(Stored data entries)
========================================

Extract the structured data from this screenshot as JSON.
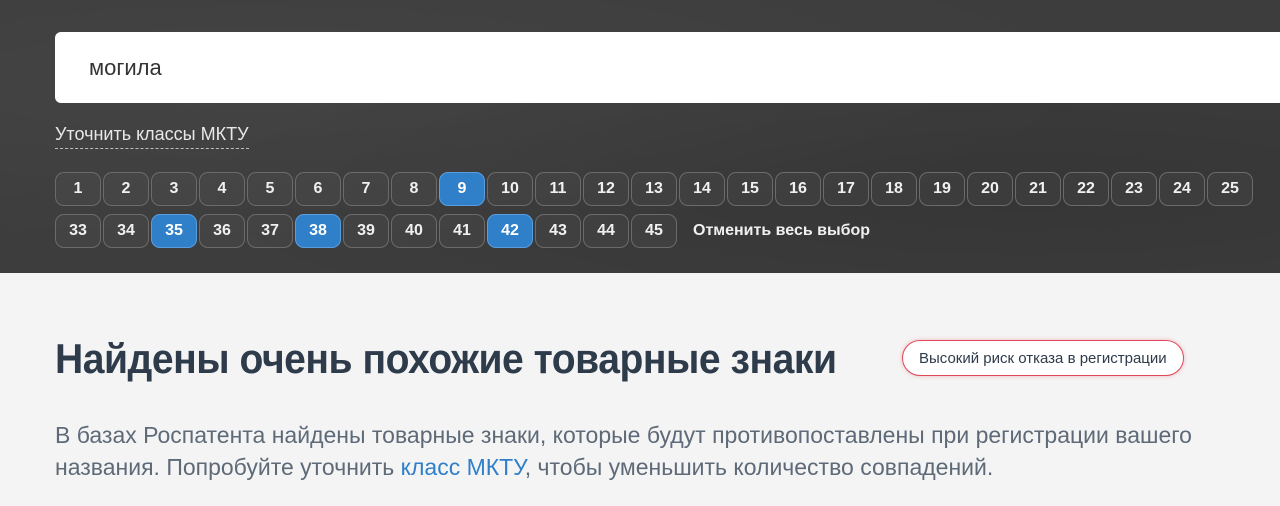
{
  "search": {
    "value": "могила"
  },
  "classes": {
    "refine_label": "Уточнить классы МКТУ",
    "row1": [
      {
        "label": "1",
        "selected": false
      },
      {
        "label": "2",
        "selected": false
      },
      {
        "label": "3",
        "selected": false
      },
      {
        "label": "4",
        "selected": false
      },
      {
        "label": "5",
        "selected": false
      },
      {
        "label": "6",
        "selected": false
      },
      {
        "label": "7",
        "selected": false
      },
      {
        "label": "8",
        "selected": false
      },
      {
        "label": "9",
        "selected": true
      },
      {
        "label": "10",
        "selected": false
      },
      {
        "label": "11",
        "selected": false
      },
      {
        "label": "12",
        "selected": false
      },
      {
        "label": "13",
        "selected": false
      },
      {
        "label": "14",
        "selected": false
      },
      {
        "label": "15",
        "selected": false
      },
      {
        "label": "16",
        "selected": false
      },
      {
        "label": "17",
        "selected": false
      },
      {
        "label": "18",
        "selected": false
      },
      {
        "label": "19",
        "selected": false
      },
      {
        "label": "20",
        "selected": false
      },
      {
        "label": "21",
        "selected": false
      },
      {
        "label": "22",
        "selected": false
      },
      {
        "label": "23",
        "selected": false
      },
      {
        "label": "24",
        "selected": false
      },
      {
        "label": "25",
        "selected": false
      }
    ],
    "row2": [
      {
        "label": "33",
        "selected": false
      },
      {
        "label": "34",
        "selected": false
      },
      {
        "label": "35",
        "selected": true
      },
      {
        "label": "36",
        "selected": false
      },
      {
        "label": "37",
        "selected": false
      },
      {
        "label": "38",
        "selected": true
      },
      {
        "label": "39",
        "selected": false
      },
      {
        "label": "40",
        "selected": false
      },
      {
        "label": "41",
        "selected": false
      },
      {
        "label": "42",
        "selected": true
      },
      {
        "label": "43",
        "selected": false
      },
      {
        "label": "44",
        "selected": false
      },
      {
        "label": "45",
        "selected": false
      }
    ],
    "reset_label": "Отменить весь выбор",
    "selected_color": "#2f7fc9"
  },
  "results": {
    "title": "Найдены очень похожие товарные знаки",
    "risk_badge": "Высокий риск отказа в регистрации",
    "risk_color": "#e0485a",
    "desc_before": "В базах Роспатента найдены товарные знаки, которые будут противопоставлены при регистрации вашего названия. Попробуйте уточнить ",
    "desc_link": "класс МКТУ",
    "desc_after": ", чтобы уменьшить количество совпадений."
  }
}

========================================

Exercise details: In your copy, repeat each record exactly and include no pictures.

Task solution:
Extract the structured data from this screenshot as JSON.
{
  "search": {
    "value": "могила"
  },
  "classes": {
    "refine_label": "Уточнить классы МКТУ",
    "row1": [
      {
        "label": "1",
        "selected": false
      },
      {
        "label": "2",
        "selected": false
      },
      {
        "label": "3",
        "selected": false
      },
      {
        "label": "4",
        "selected": false
      },
      {
        "label": "5",
        "selected": false
      },
      {
        "label": "6",
        "selected": false
      },
      {
        "label": "7",
        "selected": false
      },
      {
        "label": "8",
        "selected": false
      },
      {
        "label": "9",
        "selected": true
      },
      {
        "label": "10",
        "selected": false
      },
      {
        "label": "11",
        "selected": false
      },
      {
        "label": "12",
        "selected": false
      },
      {
        "label": "13",
        "selected": false
      },
      {
        "label": "14",
        "selected": false
      },
      {
        "label": "15",
        "selected": false
      },
      {
        "label": "16",
        "selected": false
      },
      {
        "label": "17",
        "selected": false
      },
      {
        "label": "18",
        "selected": false
      },
      {
        "label": "19",
        "selected": false
      },
      {
        "label": "20",
        "selected": false
      },
      {
        "label": "21",
        "selected": false
      },
      {
        "label": "22",
        "selected": false
      },
      {
        "label": "23",
        "selected": false
      },
      {
        "label": "24",
        "selected": false
      },
      {
        "label": "25",
        "selected": false
      }
    ],
    "row2": [
      {
        "label": "33",
        "selected": false
      },
      {
        "label": "34",
        "selected": false
      },
      {
        "label": "35",
        "selected": true
      },
      {
        "label": "36",
        "selected": false
      },
      {
        "label": "37",
        "selected": false
      },
      {
        "label": "38",
        "selected": true
      },
      {
        "label": "39",
        "selected": false
      },
      {
        "label": "40",
        "selected": false
      },
      {
        "label": "41",
        "selected": false
      },
      {
        "label": "42",
        "selected": true
      },
      {
        "label": "43",
        "selected": false
      },
      {
        "label": "44",
        "selected": false
      },
      {
        "label": "45",
        "selected": false
      }
    ],
    "reset_label": "Отменить весь выбор",
    "selected_color": "#2f7fc9"
  },
  "results": {
    "title": "Найдены очень похожие товарные знаки",
    "risk_badge": "Высокий риск отказа в регистрации",
    "risk_color": "#e0485a",
    "desc_before": "В базах Роспатента найдены товарные знаки, которые будут противопоставлены при регистрации вашего названия. Попробуйте уточнить ",
    "desc_link": "класс МКТУ",
    "desc_after": ", чтобы уменьшить количество совпадений."
  }
}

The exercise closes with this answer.